» **Task instructions**
Quote the data below in full, please, without altering anything.

» **Data for processing**
────────────────

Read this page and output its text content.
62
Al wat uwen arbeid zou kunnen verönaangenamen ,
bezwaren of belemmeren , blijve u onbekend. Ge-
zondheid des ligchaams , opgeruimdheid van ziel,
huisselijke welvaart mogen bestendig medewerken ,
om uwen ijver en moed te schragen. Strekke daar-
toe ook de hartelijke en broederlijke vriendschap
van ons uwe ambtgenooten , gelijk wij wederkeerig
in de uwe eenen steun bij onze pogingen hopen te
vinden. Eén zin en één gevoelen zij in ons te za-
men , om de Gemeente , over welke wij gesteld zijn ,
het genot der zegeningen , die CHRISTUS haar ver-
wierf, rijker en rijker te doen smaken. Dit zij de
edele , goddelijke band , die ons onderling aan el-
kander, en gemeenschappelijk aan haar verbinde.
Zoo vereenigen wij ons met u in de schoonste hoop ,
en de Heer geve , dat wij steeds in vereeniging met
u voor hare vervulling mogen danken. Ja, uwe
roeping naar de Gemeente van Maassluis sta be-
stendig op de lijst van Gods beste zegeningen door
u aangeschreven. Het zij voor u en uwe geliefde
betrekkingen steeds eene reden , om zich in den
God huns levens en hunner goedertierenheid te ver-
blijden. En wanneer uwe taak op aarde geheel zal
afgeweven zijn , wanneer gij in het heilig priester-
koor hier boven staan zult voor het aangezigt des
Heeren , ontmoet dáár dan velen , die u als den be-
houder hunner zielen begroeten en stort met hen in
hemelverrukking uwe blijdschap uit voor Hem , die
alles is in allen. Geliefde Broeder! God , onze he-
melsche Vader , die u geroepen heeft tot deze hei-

────────────────

» **Problem solution**
Read this page and output its text content.
62
Al wat uwen arbeid zou kunnen verönaangenamen ,
bezwaren of belemmeren , blijve u onbekend. Ge-
zondheid des ligchaams , opgeruimdheid van ziel,
huisselijke welvaart mogen bestendig medewerken ,
om uwen ijver en moed te schragen. Strekke daar-
toe ook de hartelijke en broederlijke vriendschap
van ons uwe ambtgenooten , gelijk wij wederkeerig
in de uwe eenen steun bij onze pogingen hopen te
vinden. Eén zin en één gevoelen zij in ons te za-
men , om de Gemeente , over welke wij gesteld zijn ,
het genot der zegeningen , die CHRISTUS haar ver-
wierf, rijker en rijker te doen smaken. Dit zij de
edele , goddelijke band , die ons onderling aan el-
kander, en gemeenschappelijk aan haar verbinde.
Zoo vereenigen wij ons met u in de schoonste hoop ,
en de Heer geve , dat wij steeds in vereeniging met
u voor hare vervulling mogen danken. Ja, uwe
roeping naar de Gemeente van Maassluis sta be-
stendig op de lijst van Gods beste zegeningen door
u aangeschreven. Het zij voor u en uwe geliefde
betrekkingen steeds eene reden , om zich in den
God huns levens en hunner goedertierenheid te ver-
blijden. En wanneer uwe taak op aarde geheel zal
afgeweven zijn , wanneer gij in het heilig priester-
koor hier boven staan zult voor het aangezigt des
Heeren , ontmoet dáár dan velen , die u als den be-
houder hunner zielen begroeten en stort met hen in
hemelverrukking uwe blijdschap uit voor Hem , die
alles is in allen. Geliefde Broeder! God , onze he-
melsche Vader , die u geroepen heeft tot deze hei-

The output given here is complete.